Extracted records

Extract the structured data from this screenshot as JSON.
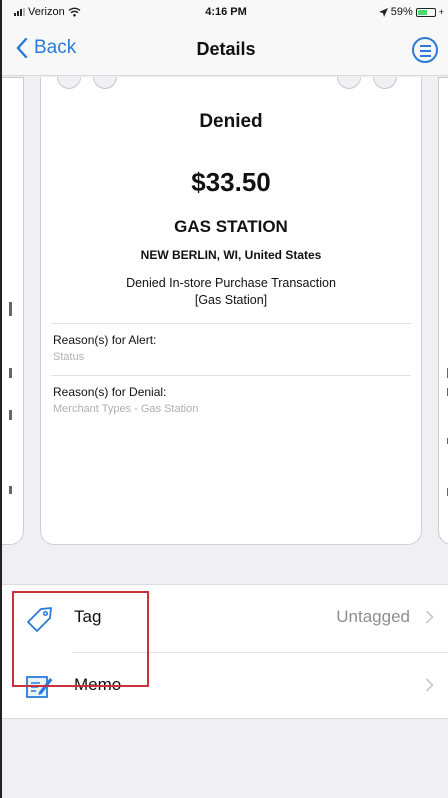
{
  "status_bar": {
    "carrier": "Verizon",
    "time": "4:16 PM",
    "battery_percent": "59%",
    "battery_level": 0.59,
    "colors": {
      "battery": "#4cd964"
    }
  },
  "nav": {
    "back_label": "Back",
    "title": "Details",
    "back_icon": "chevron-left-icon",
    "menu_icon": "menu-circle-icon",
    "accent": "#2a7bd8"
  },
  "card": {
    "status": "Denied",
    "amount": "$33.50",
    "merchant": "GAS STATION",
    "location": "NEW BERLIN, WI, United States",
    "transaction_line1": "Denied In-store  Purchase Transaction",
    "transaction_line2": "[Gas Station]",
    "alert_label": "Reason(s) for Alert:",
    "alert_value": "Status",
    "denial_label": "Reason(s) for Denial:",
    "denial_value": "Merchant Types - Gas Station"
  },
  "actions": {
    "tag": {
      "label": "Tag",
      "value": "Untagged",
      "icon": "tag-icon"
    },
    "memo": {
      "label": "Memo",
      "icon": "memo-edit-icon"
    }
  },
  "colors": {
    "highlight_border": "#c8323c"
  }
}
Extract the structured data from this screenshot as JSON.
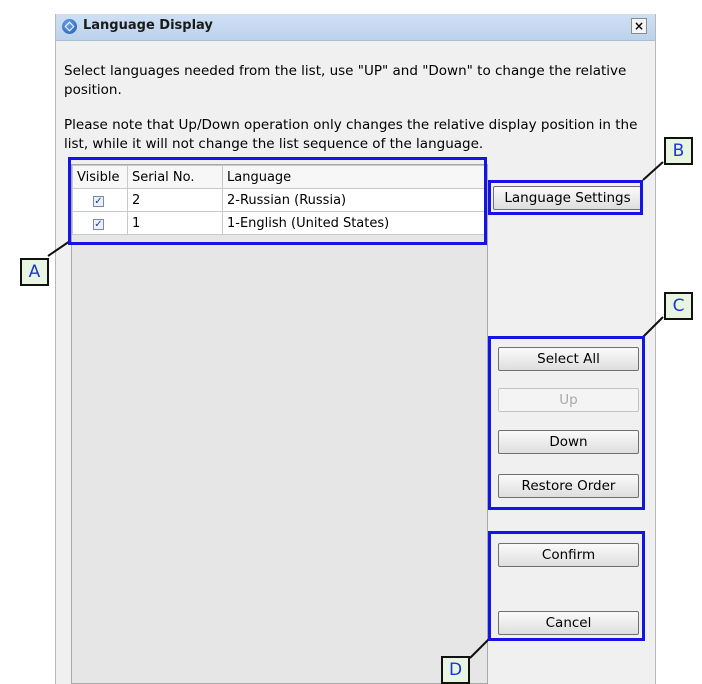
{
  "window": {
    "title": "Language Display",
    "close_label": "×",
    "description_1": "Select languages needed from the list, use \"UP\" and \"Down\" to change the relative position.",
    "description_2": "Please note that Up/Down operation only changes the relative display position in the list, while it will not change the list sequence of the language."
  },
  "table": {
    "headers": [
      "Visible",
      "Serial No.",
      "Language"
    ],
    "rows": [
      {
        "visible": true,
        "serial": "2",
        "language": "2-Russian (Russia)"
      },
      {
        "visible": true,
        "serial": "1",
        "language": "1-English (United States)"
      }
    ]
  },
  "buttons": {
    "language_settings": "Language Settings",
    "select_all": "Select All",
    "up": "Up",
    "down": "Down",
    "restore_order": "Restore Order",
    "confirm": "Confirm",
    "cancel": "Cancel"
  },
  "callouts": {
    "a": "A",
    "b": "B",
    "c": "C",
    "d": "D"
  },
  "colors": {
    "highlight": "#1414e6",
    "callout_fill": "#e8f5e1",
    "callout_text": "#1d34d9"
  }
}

* [What is being asked]
Scan the material and collect every line that contains "icon".

* [Result of the task]
    "back_icon": "chevron-left-icon",
    "menu_icon": "menu-circle-icon",
      "icon": "tag-icon"
      "icon": "memo-edit-icon"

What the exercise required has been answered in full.